RAW RECORDS

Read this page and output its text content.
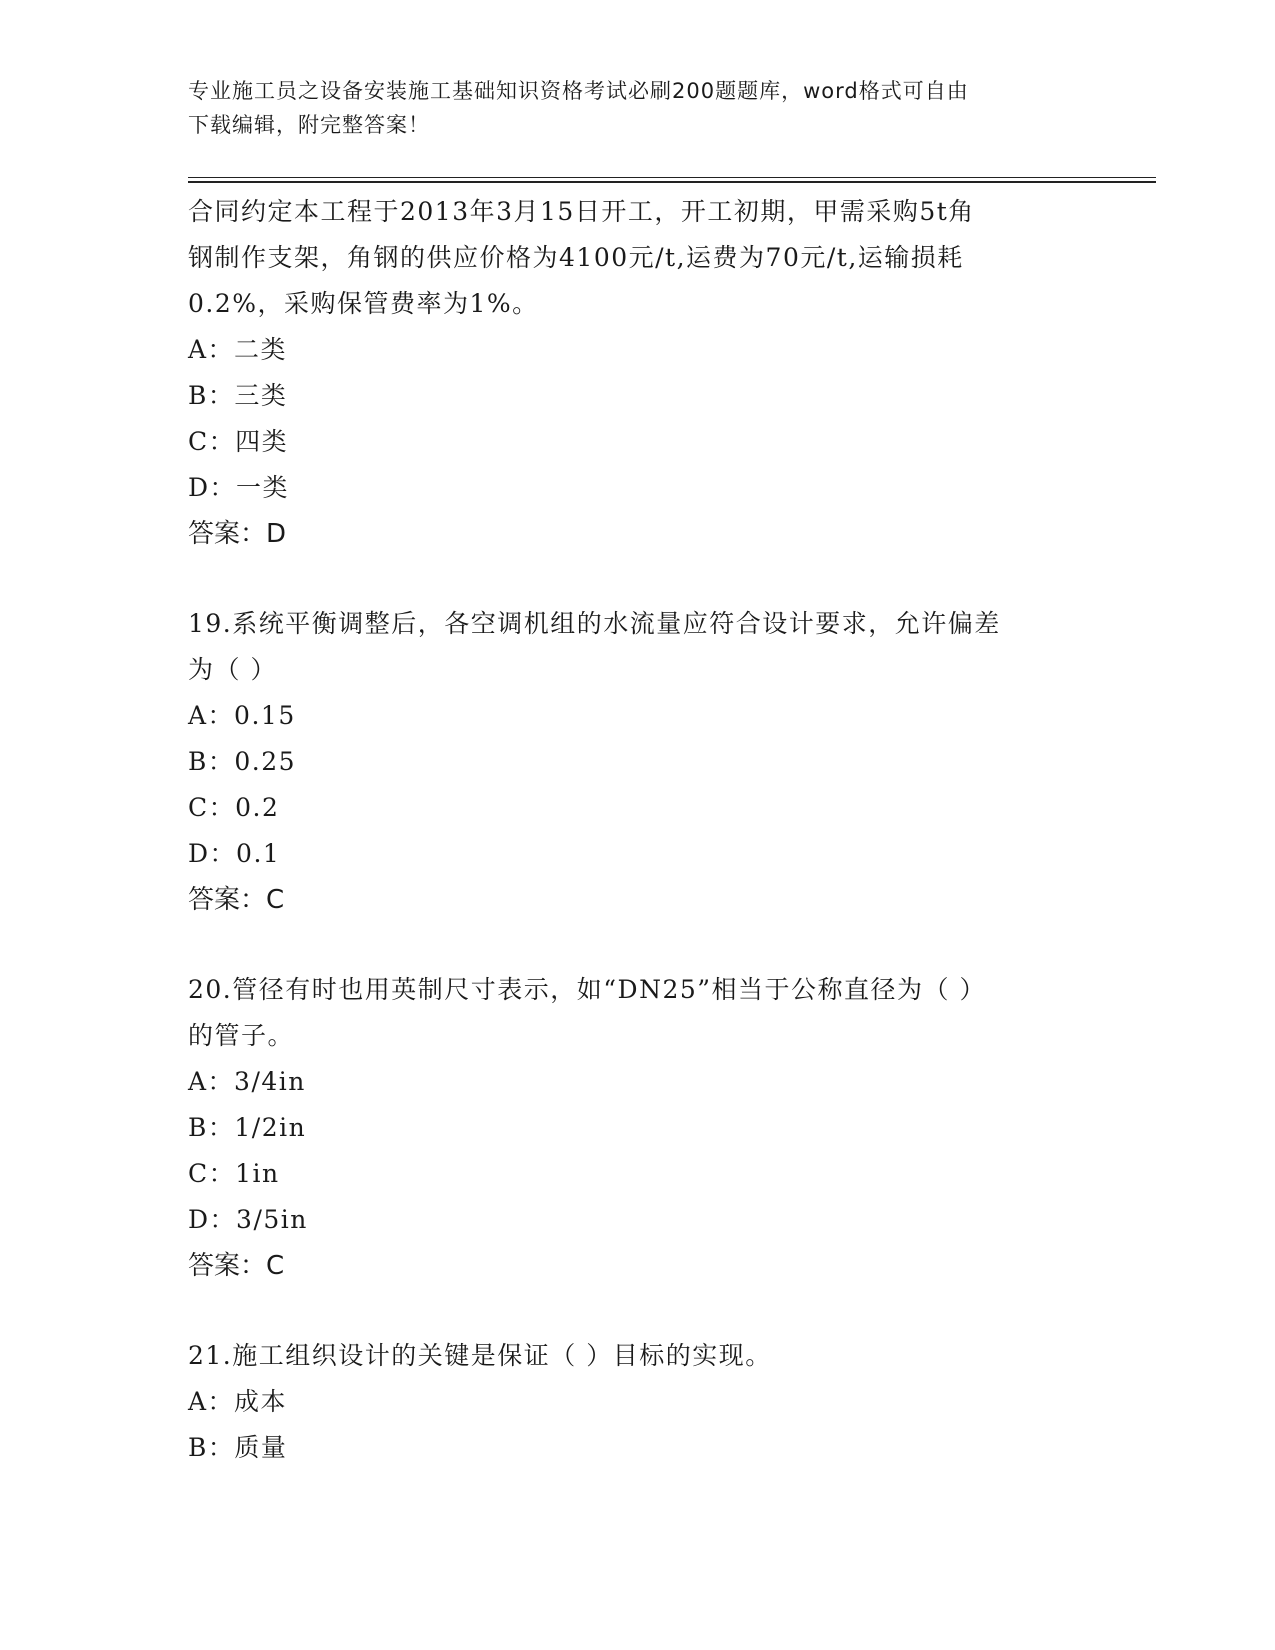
专业施工员之设备安装施工基础知识资格考试必刷200题题库，word格式可自由
下载编辑，附完整答案！
合同约定本工程于2013年3月15日开工，开工初期，甲需采购5t角
钢制作支架，角钢的供应价格为4100元/t,运费为70元/t,运输损耗
0.2%，采购保管费率为1%。
A：二类
B：三类
C：四类
D：一类
答案：D
19.系统平衡调整后，各空调机组的水流量应符合设计要求，允许偏差
为（ ）
A：0.15
B：0.25
C：0.2
D：0.1
答案：C
20.管径有时也用英制尺寸表示，如“DN25”相当于公称直径为（ ）
的管子。
A：3/4in
B：1/2in
C：1in
D：3/5in
答案：C
21.施工组织设计的关键是保证（ ）目标的实现。
A：成本
B：质量
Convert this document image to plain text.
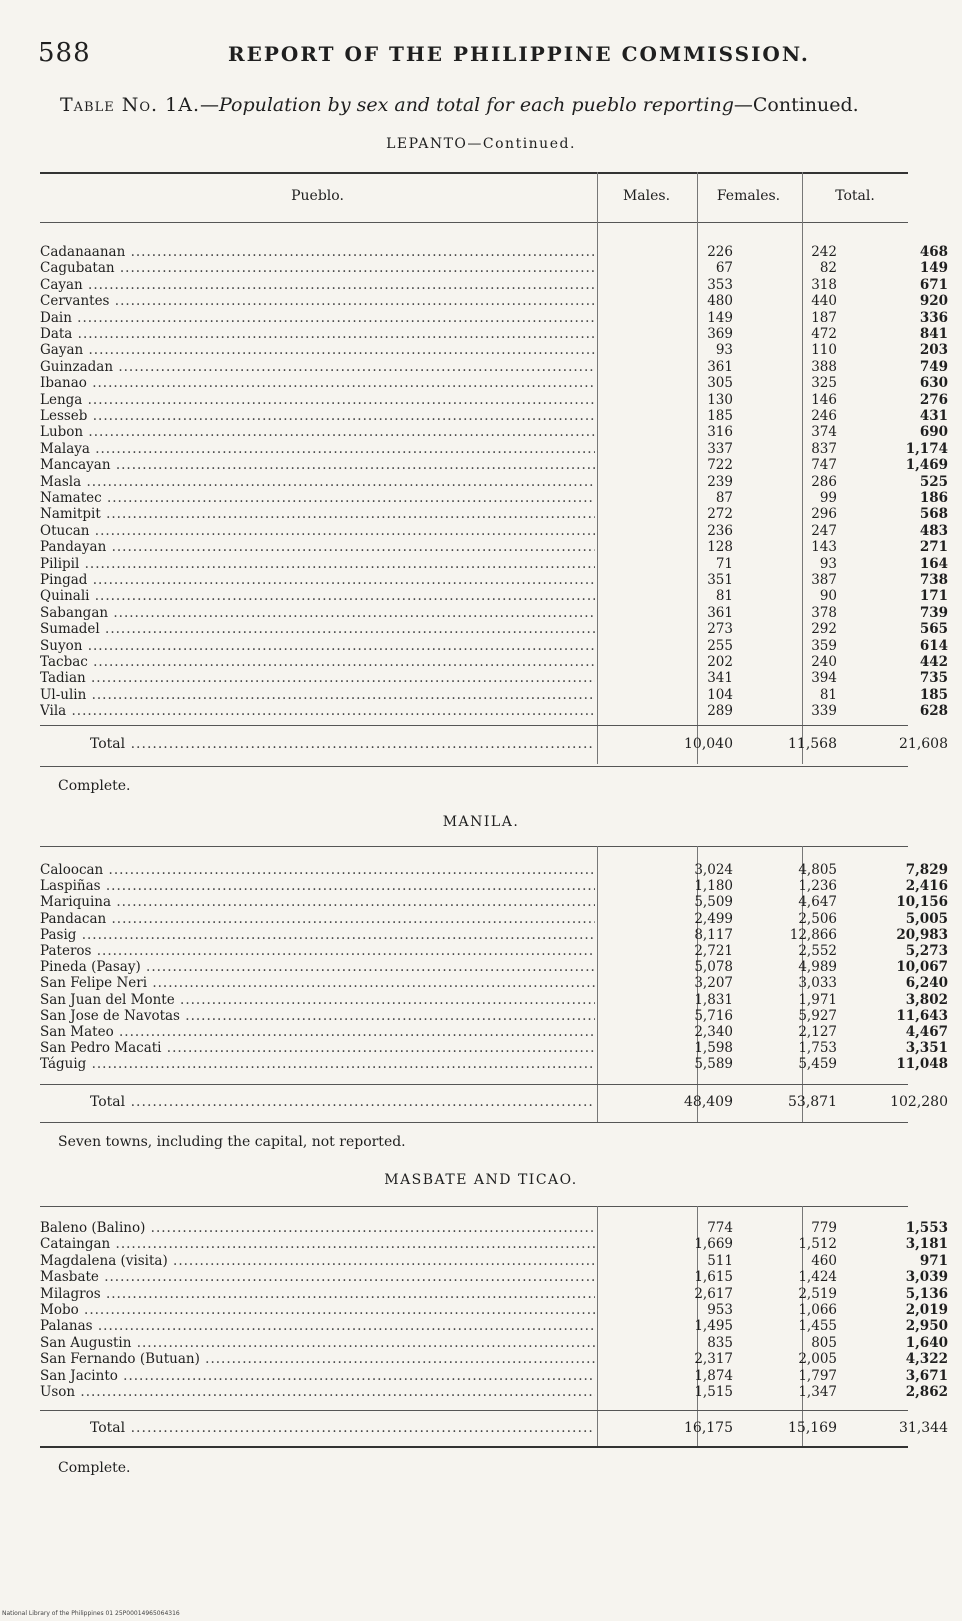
588	REPORT OF THE PHILIPPINE COMMISSION.
Table No. 1A.—Population by sex and total for each pueblo reporting—Continued.
LEPANTO—Continued.
Pueblo.	Males.	Females.	Total.
Cadanaanan .....	226	242	468
Cagubatan .....	67	82	149
Cayan .....	353	318	671
Cervantes .....	480	440	920
Dain .....	149	187	336
Data .....	369	472	841
Gayan .....	93	110	203
Guinzadan .....	361	388	749
Ibanao .....	305	325	630
Lenga .....	130	146	276
Lesseb .....	185	246	431
Lubon .....	316	374	690
Malaya .....	337	837	1,174
Mancayan .....	722	747	1,469
Masla .....	239	286	525
Namatec .....	87	99	186
Namitpit .....	272	296	568
Otucan .....	236	247	483
Pandayan .....	128	143	271
Pilipil .....	71	93	164
Pingad .....	351	387	738
Quinali .....	81	90	171
Sabangan .....	361	378	739
Sumadel .....	273	292	565
Suyon .....	255	359	614
Tacbac .....	202	240	442
Tadian .....	341	394	735
Ul-ulin .....	104	81	185
Vila .....	289	339	628
Total .....	10,040	11,568	21,608
Complete.
MANILA.
Caloocan .....	3,024	4,805	7,829
Laspiñas .....	1,180	1,236	2,416
Mariquina .....	5,509	4,647	10,156
Pandacan .....	2,499	2,506	5,005
Pasig .....	8,117	12,866	20,983
Pateros .....	2,721	2,552	5,273
Pineda (Pasay) .....	5,078	4,989	10,067
San Felipe Neri .....	3,207	3,033	6,240
San Juan del Monte .....	1,831	1,971	3,802
San Jose de Navotas .....	5,716	5,927	11,643
San Mateo .....	2,340	2,127	4,467
San Pedro Macati .....	1,598	1,753	3,351
Táguig .....	5,589	5,459	11,048
Total .....	48,409	53,871	102,280
Seven towns, including the capital, not reported.
MASBATE AND TICAO.
Baleno (Balino) .....	774	779	1,553
Cataingan .....	1,669	1,512	3,181
Magdalena (visita) .....	511	460	971
Masbate .....	1,615	1,424	3,039
Milagros .....	2,617	2,519	5,136
Mobo .....	953	1,066	2,019
Palanas .....	1,495	1,455	2,950
San Augustin .....	835	805	1,640
San Fernando (Butuan) .....	2,317	2,005	4,322
San Jacinto .....	1,874	1,797	3,671
Uson .....	1,515	1,347	2,862
Total .....	16,175	15,169	31,344
Complete.
National Library of the Philippines 01 25P00014965064316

DIRECTIVE
Write the number of lines containing the word "Continued" and nothing besides it.

COMPLETE OUTPUT
2